• [Instructions for the task]: Copy every line of the records below word for word, with nothing changed, but leave out the pictures.

• [Material for the task]:

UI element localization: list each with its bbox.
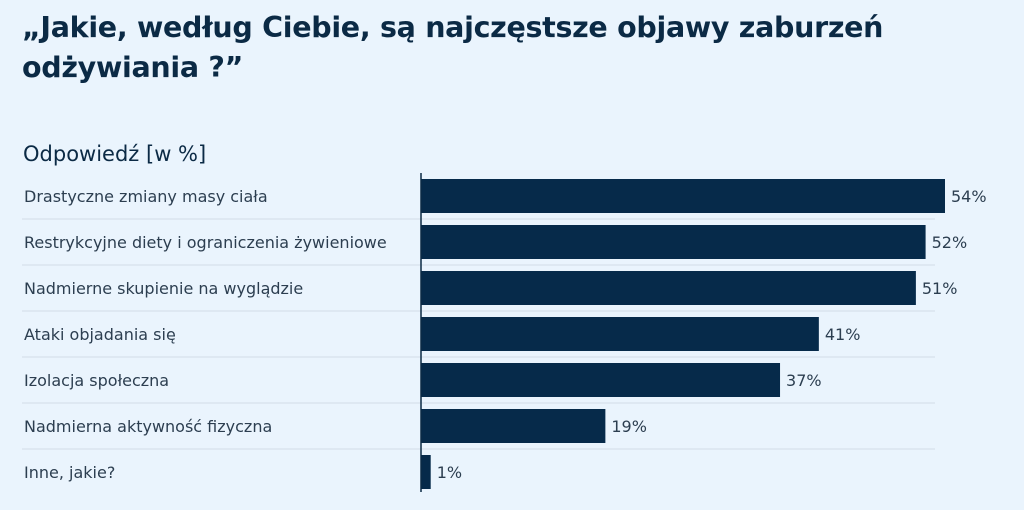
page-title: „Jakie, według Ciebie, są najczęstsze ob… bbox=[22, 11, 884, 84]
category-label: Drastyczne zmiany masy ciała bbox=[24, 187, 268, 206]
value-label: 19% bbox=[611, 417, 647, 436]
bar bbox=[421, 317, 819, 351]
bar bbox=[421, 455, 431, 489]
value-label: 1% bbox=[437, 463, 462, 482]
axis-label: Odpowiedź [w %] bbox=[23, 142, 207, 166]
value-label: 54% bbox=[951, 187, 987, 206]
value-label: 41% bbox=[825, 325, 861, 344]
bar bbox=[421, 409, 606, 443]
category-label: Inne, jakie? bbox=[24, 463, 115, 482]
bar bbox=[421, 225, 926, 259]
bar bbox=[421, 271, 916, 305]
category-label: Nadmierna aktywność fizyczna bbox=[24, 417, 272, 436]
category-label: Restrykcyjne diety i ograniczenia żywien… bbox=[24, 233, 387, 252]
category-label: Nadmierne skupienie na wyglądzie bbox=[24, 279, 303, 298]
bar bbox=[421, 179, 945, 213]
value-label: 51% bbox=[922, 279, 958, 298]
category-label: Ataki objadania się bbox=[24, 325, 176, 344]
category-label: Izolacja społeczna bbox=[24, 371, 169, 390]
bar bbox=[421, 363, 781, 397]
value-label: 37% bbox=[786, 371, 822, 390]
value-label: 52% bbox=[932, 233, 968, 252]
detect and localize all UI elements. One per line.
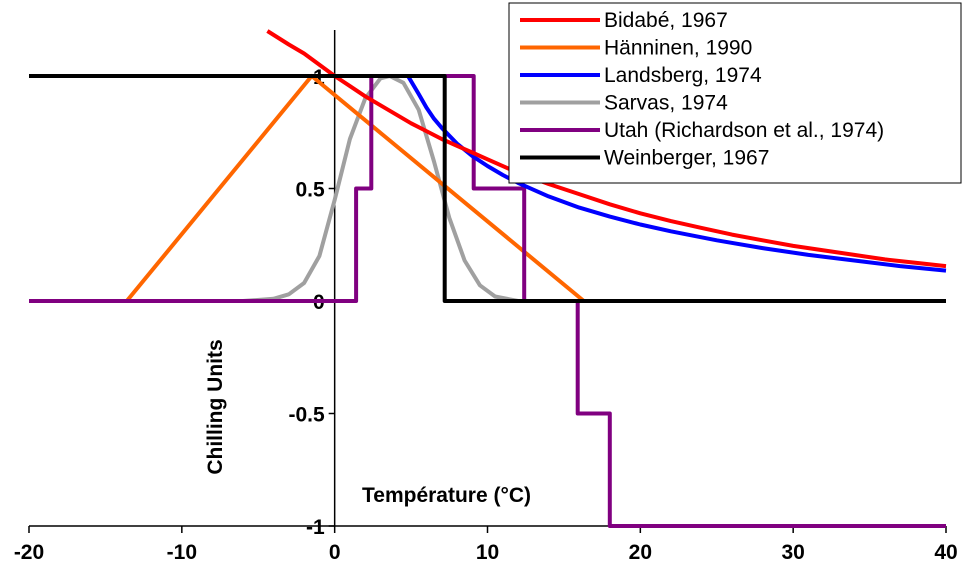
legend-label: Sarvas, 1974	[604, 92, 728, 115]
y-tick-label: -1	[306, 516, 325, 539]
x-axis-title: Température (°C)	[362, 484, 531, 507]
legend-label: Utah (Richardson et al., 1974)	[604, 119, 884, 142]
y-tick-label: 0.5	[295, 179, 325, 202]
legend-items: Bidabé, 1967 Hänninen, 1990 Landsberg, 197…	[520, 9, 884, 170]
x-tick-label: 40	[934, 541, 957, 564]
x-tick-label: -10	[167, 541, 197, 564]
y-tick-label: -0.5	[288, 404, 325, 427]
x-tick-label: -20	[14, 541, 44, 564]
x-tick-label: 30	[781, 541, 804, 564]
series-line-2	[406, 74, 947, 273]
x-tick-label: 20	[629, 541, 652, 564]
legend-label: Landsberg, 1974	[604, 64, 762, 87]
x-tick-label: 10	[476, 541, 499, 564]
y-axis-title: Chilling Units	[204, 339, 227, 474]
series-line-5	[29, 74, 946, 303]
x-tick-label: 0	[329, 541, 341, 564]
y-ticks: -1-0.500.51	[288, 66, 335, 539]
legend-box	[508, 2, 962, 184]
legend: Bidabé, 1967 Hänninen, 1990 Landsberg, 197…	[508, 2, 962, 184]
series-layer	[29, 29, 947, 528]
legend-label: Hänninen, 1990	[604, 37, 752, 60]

• [Solution to this task]:
UI element localization: list each with its bbox.
page-title: „Jakie, według Ciebie, są najczęstsze ob… bbox=[22, 11, 884, 84]
category-label: Drastyczne zmiany masy ciała bbox=[24, 187, 268, 206]
value-label: 19% bbox=[611, 417, 647, 436]
bar bbox=[421, 317, 819, 351]
bar bbox=[421, 455, 431, 489]
value-label: 1% bbox=[437, 463, 462, 482]
axis-label: Odpowiedź [w %] bbox=[23, 142, 207, 166]
value-label: 54% bbox=[951, 187, 987, 206]
value-label: 41% bbox=[825, 325, 861, 344]
bar bbox=[421, 409, 606, 443]
category-label: Inne, jakie? bbox=[24, 463, 115, 482]
bar bbox=[421, 225, 926, 259]
bar bbox=[421, 271, 916, 305]
category-label: Nadmierna aktywność fizyczna bbox=[24, 417, 272, 436]
category-label: Restrykcyjne diety i ograniczenia żywien… bbox=[24, 233, 387, 252]
category-label: Nadmierne skupienie na wyglądzie bbox=[24, 279, 303, 298]
bar bbox=[421, 179, 945, 213]
value-label: 51% bbox=[922, 279, 958, 298]
category-label: Ataki objadania się bbox=[24, 325, 176, 344]
category-label: Izolacja społeczna bbox=[24, 371, 169, 390]
bar bbox=[421, 363, 781, 397]
value-label: 37% bbox=[786, 371, 822, 390]
value-label: 52% bbox=[932, 233, 968, 252]
detect and localize all UI elements. One per line.
legend-label: Sarvas, 1974	[604, 92, 728, 115]
y-tick-label: -1	[306, 516, 325, 539]
x-axis-title: Température (°C)	[362, 484, 531, 507]
legend-label: Utah (Richardson et al., 1974)	[604, 119, 884, 142]
y-tick-label: 0.5	[295, 179, 325, 202]
legend-items: Bidabé, 1967 Hänninen, 1990 Landsberg, 197…	[520, 9, 884, 170]
x-tick-label: 40	[934, 541, 957, 564]
x-tick-label: -10	[167, 541, 197, 564]
y-tick-label: -0.5	[288, 404, 325, 427]
x-tick-label: -20	[14, 541, 44, 564]
x-tick-label: 30	[781, 541, 804, 564]
series-line-2	[406, 74, 947, 273]
x-tick-label: 20	[629, 541, 652, 564]
legend-label: Landsberg, 1974	[604, 64, 762, 87]
x-tick-label: 10	[476, 541, 499, 564]
y-axis-title: Chilling Units	[204, 339, 227, 474]
series-line-5	[29, 74, 946, 303]
x-tick-label: 0	[329, 541, 341, 564]
y-ticks: -1-0.500.51	[288, 66, 335, 539]
legend-box	[508, 2, 962, 184]
legend: Bidabé, 1967 Hänninen, 1990 Landsberg, 197…	[508, 2, 962, 184]
series-layer	[29, 29, 947, 528]
legend-label: Hänninen, 1990	[604, 37, 752, 60]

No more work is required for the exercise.